§ To do:
Extract from the listing each line in which the word "substance" appears.
========================
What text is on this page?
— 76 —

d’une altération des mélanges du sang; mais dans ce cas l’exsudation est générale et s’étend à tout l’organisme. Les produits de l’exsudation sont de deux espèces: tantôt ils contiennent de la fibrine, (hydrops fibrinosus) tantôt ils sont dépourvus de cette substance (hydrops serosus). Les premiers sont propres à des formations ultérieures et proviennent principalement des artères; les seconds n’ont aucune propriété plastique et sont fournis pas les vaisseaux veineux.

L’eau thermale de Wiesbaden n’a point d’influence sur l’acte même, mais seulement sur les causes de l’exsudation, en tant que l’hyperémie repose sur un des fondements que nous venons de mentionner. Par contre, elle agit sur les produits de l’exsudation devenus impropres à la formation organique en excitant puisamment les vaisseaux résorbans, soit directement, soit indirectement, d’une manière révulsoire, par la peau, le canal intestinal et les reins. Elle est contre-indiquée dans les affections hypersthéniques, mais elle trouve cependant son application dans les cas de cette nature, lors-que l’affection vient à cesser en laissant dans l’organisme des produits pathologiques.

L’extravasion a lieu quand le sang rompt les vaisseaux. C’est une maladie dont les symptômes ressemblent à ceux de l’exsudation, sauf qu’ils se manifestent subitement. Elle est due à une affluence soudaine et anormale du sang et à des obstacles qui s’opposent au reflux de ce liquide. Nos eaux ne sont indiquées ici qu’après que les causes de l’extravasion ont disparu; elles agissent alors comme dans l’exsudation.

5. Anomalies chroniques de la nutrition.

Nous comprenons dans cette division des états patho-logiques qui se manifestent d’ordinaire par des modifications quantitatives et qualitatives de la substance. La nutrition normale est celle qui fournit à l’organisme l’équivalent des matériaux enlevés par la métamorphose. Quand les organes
========================
§ Response to the task:
d’une altération des mélanges du sang; mais dans ce cas l’exsudation est générale et s’étend à tout l’organisme. Les produits de l’exsudation sont de deux espèces: tantôt ils contiennent de la fibrine, (hydrops fibrinosus) tantôt ils sont dépourvus de cette substance (hydrops serosus). Les premiers sont propres à des formations ultérieures et proviennent principalement des artères; les seconds n’ont aucune propriété plastique et sont fournis pas les vaisseaux veineux.
Nous comprenons dans cette division des états patho-logiques qui se manifestent d’ordinaire par des modifications quantitatives et qualitatives de la substance. La nutrition normale est celle qui fournit à l’organisme l’équivalent des matériaux enlevés par la métamorphose. Quand les organes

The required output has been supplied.